**What is being asked**.
Repeat the records word for word, excluding any picture.

[Stored data]
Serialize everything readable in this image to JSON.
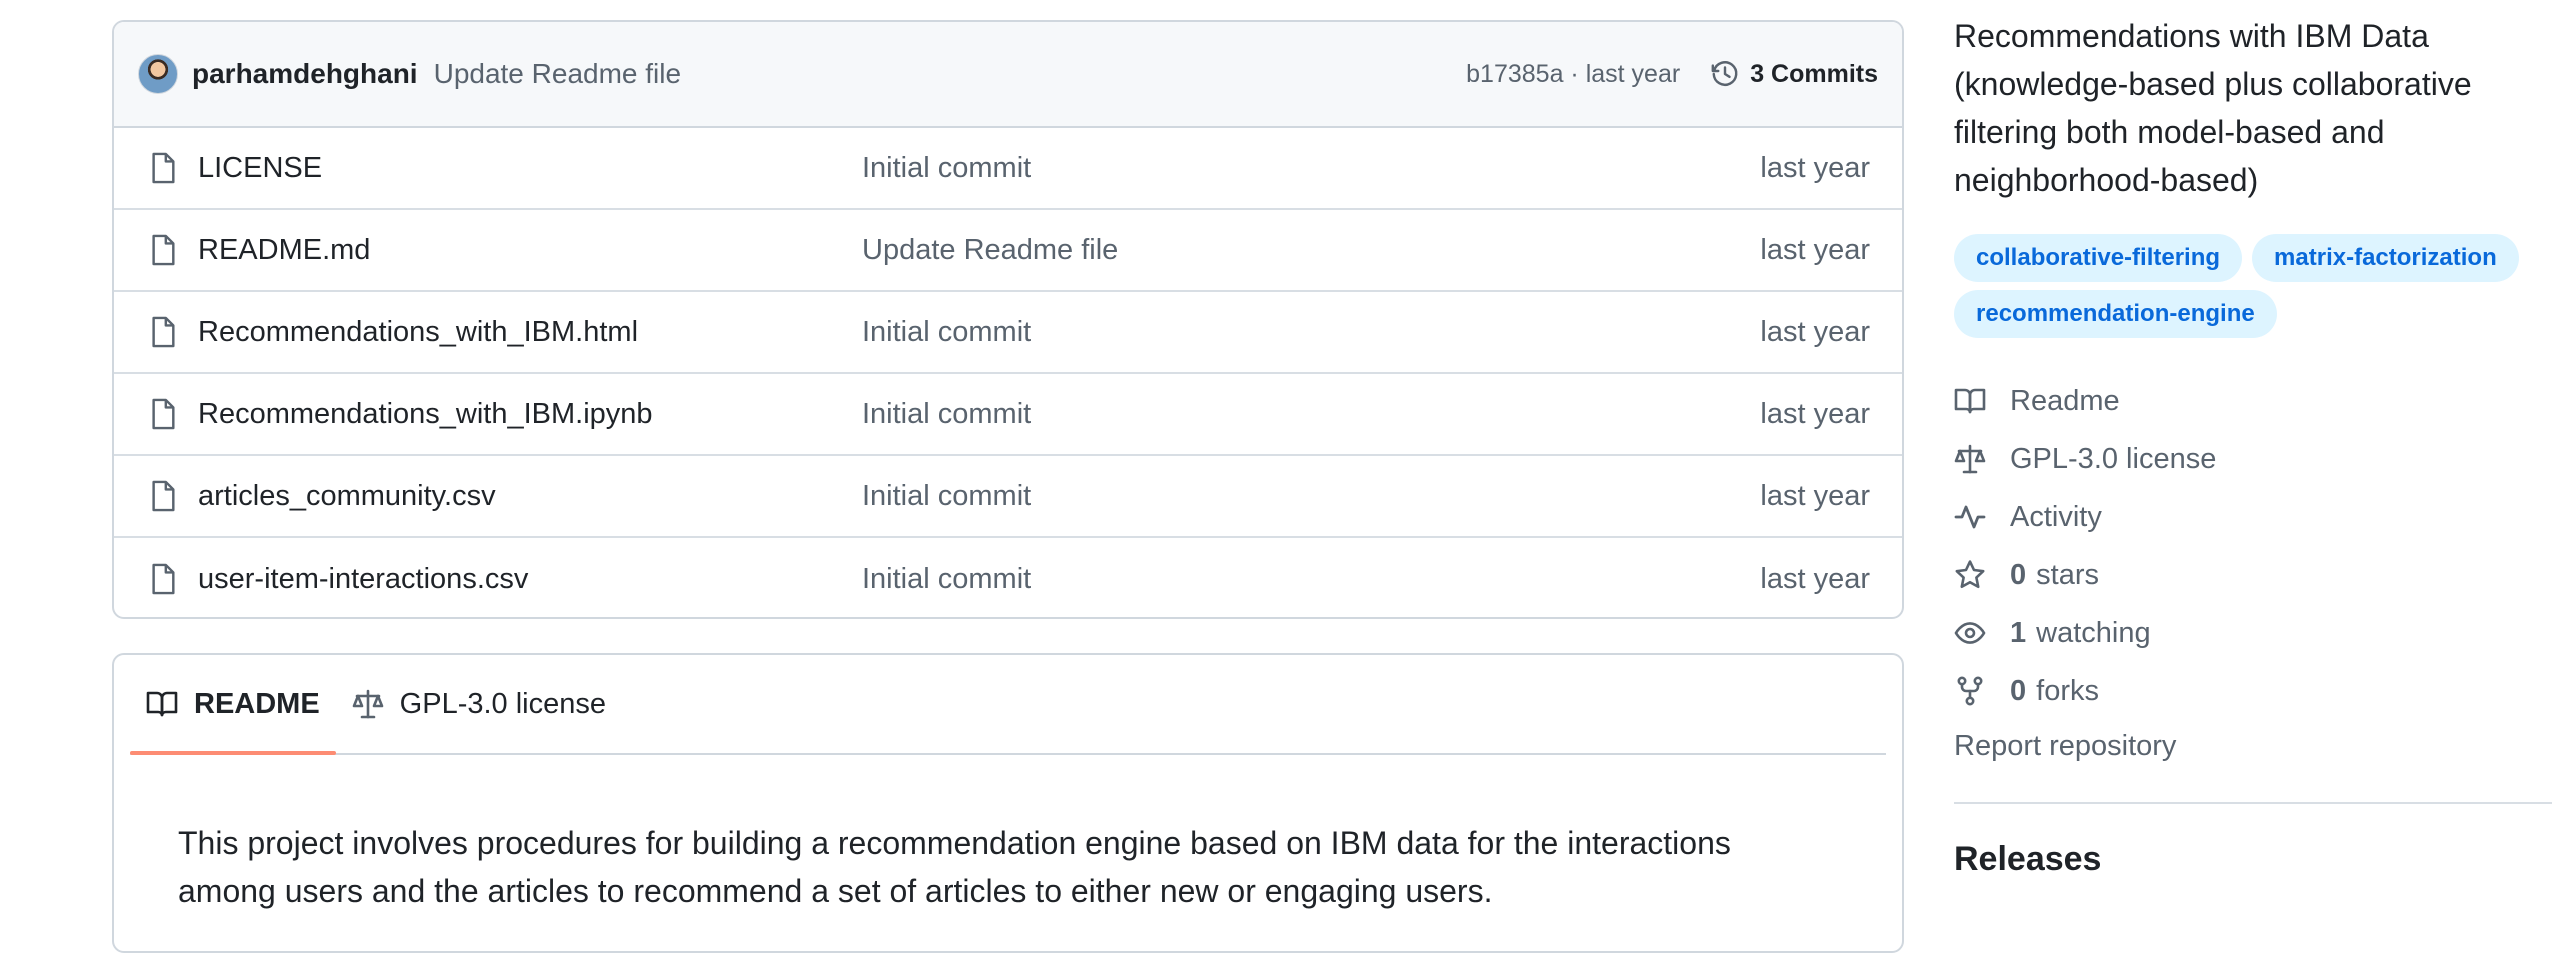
{
  "latest_commit": {
    "author": "parhamdehghani",
    "message": "Update Readme file",
    "hash_time": "b17385a · last year",
    "commits_label": "3 Commits"
  },
  "files": [
    {
      "name": "LICENSE",
      "message": "Initial commit",
      "date": "last year",
      "icon": "file-icon"
    },
    {
      "name": "README.md",
      "message": "Update Readme file",
      "date": "last year",
      "icon": "file-icon"
    },
    {
      "name": "Recommendations_with_IBM.html",
      "message": "Initial commit",
      "date": "last year",
      "icon": "file-icon"
    },
    {
      "name": "Recommendations_with_IBM.ipynb",
      "message": "Initial commit",
      "date": "last year",
      "icon": "file-icon"
    },
    {
      "name": "articles_community.csv",
      "message": "Initial commit",
      "date": "last year",
      "icon": "file-icon"
    },
    {
      "name": "user-item-interactions.csv",
      "message": "Initial commit",
      "date": "last year",
      "icon": "file-icon"
    }
  ],
  "readme": {
    "tabs": [
      {
        "label": "README",
        "icon": "book-icon",
        "active": true
      },
      {
        "label": "GPL-3.0 license",
        "icon": "law-icon",
        "active": false
      }
    ],
    "text": "This project involves procedures for building a recommendation engine based on IBM data for the interactions among users and the articles to recommend a set of articles to either new or engaging users."
  },
  "about": {
    "description": "Recommendations with IBM Data (knowledge-based plus collaborative filtering both model-based and neighborhood-based)",
    "topics": [
      "collaborative-filtering",
      "matrix-factorization",
      "recommendation-engine"
    ],
    "links": [
      {
        "icon": "book-icon",
        "count": "",
        "label": "Readme"
      },
      {
        "icon": "law-icon",
        "count": "",
        "label": "GPL-3.0 license"
      },
      {
        "icon": "pulse-icon",
        "count": "",
        "label": "Activity"
      },
      {
        "icon": "star-icon",
        "count": "0",
        "label": "stars"
      },
      {
        "icon": "eye-icon",
        "count": "1",
        "label": "watching"
      },
      {
        "icon": "fork-icon",
        "count": "0",
        "label": "forks"
      }
    ],
    "report_label": "Report repository",
    "releases_heading": "Releases"
  },
  "colors": {
    "link": "#0969da",
    "topic_bg": "#ddf4ff",
    "tab_underline": "#fd8c73",
    "muted": "#59636e"
  }
}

**Final answer**.
Serialize everything readable in this image to JSON.
{
  "latest_commit": {
    "author": "parhamdehghani",
    "message": "Update Readme file",
    "hash_time": "b17385a · last year",
    "commits_label": "3 Commits"
  },
  "files": [
    {
      "name": "LICENSE",
      "message": "Initial commit",
      "date": "last year",
      "icon": "file-icon"
    },
    {
      "name": "README.md",
      "message": "Update Readme file",
      "date": "last year",
      "icon": "file-icon"
    },
    {
      "name": "Recommendations_with_IBM.html",
      "message": "Initial commit",
      "date": "last year",
      "icon": "file-icon"
    },
    {
      "name": "Recommendations_with_IBM.ipynb",
      "message": "Initial commit",
      "date": "last year",
      "icon": "file-icon"
    },
    {
      "name": "articles_community.csv",
      "message": "Initial commit",
      "date": "last year",
      "icon": "file-icon"
    },
    {
      "name": "user-item-interactions.csv",
      "message": "Initial commit",
      "date": "last year",
      "icon": "file-icon"
    }
  ],
  "readme": {
    "tabs": [
      {
        "label": "README",
        "icon": "book-icon",
        "active": true
      },
      {
        "label": "GPL-3.0 license",
        "icon": "law-icon",
        "active": false
      }
    ],
    "text": "This project involves procedures for building a recommendation engine based on IBM data for the interactions among users and the articles to recommend a set of articles to either new or engaging users."
  },
  "about": {
    "description": "Recommendations with IBM Data (knowledge-based plus collaborative filtering both model-based and neighborhood-based)",
    "topics": [
      "collaborative-filtering",
      "matrix-factorization",
      "recommendation-engine"
    ],
    "links": [
      {
        "icon": "book-icon",
        "count": "",
        "label": "Readme"
      },
      {
        "icon": "law-icon",
        "count": "",
        "label": "GPL-3.0 license"
      },
      {
        "icon": "pulse-icon",
        "count": "",
        "label": "Activity"
      },
      {
        "icon": "star-icon",
        "count": "0",
        "label": "stars"
      },
      {
        "icon": "eye-icon",
        "count": "1",
        "label": "watching"
      },
      {
        "icon": "fork-icon",
        "count": "0",
        "label": "forks"
      }
    ],
    "report_label": "Report repository",
    "releases_heading": "Releases"
  },
  "colors": {
    "link": "#0969da",
    "topic_bg": "#ddf4ff",
    "tab_underline": "#fd8c73",
    "muted": "#59636e"
  }
}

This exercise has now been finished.